Pull every line with the word "title" out of the entries below.

______________________________

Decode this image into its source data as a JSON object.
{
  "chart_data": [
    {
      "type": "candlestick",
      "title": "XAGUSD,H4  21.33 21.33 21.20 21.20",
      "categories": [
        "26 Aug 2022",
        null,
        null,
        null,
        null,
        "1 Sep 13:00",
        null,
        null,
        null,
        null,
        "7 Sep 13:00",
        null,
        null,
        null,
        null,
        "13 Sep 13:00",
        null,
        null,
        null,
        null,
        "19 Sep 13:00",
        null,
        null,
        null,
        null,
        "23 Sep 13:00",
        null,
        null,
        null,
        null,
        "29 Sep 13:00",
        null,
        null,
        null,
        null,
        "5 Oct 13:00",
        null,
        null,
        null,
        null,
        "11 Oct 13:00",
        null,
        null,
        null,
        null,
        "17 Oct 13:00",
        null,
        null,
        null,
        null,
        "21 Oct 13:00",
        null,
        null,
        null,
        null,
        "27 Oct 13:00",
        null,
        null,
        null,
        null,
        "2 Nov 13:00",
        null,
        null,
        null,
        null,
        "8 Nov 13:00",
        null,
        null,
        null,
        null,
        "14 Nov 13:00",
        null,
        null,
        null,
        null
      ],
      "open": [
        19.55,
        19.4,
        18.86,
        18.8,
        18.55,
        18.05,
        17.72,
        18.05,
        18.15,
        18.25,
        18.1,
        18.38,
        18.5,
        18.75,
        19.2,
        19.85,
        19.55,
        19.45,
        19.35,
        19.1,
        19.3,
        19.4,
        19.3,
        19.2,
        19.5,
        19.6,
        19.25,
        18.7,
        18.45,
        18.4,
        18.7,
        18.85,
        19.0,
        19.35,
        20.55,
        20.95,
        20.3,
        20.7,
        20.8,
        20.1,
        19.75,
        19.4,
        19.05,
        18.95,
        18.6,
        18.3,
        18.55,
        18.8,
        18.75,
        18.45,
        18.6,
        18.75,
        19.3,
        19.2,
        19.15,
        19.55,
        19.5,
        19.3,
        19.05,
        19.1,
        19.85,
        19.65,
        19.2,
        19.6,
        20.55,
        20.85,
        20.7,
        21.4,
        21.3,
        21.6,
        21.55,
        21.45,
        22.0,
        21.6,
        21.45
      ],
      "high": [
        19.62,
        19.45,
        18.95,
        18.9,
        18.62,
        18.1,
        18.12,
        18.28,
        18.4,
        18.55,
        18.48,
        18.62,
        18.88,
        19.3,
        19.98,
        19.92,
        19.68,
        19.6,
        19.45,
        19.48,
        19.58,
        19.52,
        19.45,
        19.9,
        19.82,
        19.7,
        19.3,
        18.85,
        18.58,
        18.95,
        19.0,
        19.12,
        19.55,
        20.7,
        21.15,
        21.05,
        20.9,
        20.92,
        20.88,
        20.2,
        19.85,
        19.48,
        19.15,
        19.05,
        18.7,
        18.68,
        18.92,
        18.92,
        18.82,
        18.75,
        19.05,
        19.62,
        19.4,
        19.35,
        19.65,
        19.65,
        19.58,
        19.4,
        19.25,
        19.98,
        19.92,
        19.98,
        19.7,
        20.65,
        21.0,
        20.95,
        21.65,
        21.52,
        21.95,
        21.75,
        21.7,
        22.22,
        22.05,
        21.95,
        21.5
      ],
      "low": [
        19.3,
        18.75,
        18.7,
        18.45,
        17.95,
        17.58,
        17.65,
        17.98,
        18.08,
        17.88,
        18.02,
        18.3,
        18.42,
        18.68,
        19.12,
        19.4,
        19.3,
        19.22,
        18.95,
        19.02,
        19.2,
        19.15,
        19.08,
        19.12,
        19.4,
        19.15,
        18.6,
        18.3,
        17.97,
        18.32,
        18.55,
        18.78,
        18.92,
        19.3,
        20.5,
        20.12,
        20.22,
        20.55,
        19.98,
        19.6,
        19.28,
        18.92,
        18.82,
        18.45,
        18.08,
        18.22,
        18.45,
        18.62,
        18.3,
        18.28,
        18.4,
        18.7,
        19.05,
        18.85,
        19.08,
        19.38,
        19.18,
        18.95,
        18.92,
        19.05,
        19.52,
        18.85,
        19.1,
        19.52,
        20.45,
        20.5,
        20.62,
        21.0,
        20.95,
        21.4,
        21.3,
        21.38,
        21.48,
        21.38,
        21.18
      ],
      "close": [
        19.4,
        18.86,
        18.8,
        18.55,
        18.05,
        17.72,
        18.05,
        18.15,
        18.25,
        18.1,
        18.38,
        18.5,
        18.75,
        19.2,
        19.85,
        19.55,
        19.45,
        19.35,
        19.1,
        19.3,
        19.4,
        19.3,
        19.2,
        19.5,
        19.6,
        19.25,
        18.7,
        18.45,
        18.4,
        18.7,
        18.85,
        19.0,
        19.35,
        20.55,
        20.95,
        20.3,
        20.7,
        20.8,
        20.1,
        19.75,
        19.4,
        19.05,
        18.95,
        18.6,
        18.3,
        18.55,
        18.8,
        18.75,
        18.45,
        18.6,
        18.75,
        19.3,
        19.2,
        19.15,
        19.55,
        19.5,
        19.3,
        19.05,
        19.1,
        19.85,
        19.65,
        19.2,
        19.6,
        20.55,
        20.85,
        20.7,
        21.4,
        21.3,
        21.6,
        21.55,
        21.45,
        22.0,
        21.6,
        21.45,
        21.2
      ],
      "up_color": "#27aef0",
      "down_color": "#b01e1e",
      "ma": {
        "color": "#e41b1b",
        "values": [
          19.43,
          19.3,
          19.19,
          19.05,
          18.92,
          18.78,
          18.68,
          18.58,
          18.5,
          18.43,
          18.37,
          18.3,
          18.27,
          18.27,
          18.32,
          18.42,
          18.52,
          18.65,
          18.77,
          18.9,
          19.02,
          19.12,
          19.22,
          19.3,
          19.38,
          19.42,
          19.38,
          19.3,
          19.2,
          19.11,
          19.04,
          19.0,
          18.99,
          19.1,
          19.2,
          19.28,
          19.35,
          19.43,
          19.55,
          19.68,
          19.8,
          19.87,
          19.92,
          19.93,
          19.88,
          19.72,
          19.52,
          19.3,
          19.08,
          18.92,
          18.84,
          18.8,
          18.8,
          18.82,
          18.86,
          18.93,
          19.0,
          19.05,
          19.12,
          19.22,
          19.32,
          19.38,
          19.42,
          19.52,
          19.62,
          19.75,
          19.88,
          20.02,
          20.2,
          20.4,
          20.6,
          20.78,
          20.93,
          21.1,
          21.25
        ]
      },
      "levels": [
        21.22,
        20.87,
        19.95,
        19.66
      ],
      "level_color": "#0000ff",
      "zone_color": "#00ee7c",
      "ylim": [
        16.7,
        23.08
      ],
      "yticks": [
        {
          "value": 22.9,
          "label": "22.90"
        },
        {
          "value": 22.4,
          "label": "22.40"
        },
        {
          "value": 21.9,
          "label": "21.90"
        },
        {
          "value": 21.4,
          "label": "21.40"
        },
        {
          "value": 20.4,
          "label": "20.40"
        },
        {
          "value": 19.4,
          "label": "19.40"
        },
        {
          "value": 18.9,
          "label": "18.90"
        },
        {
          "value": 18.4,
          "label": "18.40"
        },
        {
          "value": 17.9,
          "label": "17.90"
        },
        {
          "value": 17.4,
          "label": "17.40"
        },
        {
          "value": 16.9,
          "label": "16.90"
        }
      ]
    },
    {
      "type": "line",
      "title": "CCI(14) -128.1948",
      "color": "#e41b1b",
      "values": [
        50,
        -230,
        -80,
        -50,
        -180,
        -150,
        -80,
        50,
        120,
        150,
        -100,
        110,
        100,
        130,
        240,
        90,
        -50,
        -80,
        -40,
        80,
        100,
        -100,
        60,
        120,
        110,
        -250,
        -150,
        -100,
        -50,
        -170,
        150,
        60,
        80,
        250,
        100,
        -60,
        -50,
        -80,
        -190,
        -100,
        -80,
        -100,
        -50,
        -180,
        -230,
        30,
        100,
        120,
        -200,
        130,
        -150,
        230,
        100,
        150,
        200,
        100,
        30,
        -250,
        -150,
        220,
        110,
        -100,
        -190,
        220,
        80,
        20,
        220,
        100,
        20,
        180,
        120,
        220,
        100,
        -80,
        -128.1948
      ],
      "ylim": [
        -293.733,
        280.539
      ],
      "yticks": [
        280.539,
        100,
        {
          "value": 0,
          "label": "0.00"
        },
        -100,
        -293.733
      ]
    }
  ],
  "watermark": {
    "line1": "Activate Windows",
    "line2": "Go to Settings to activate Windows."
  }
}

______________________________

## Output for this exercise
      "title": "XAGUSD,H4  21.33 21.33 21.20 21.20",
      "title": "CCI(14) -128.1948",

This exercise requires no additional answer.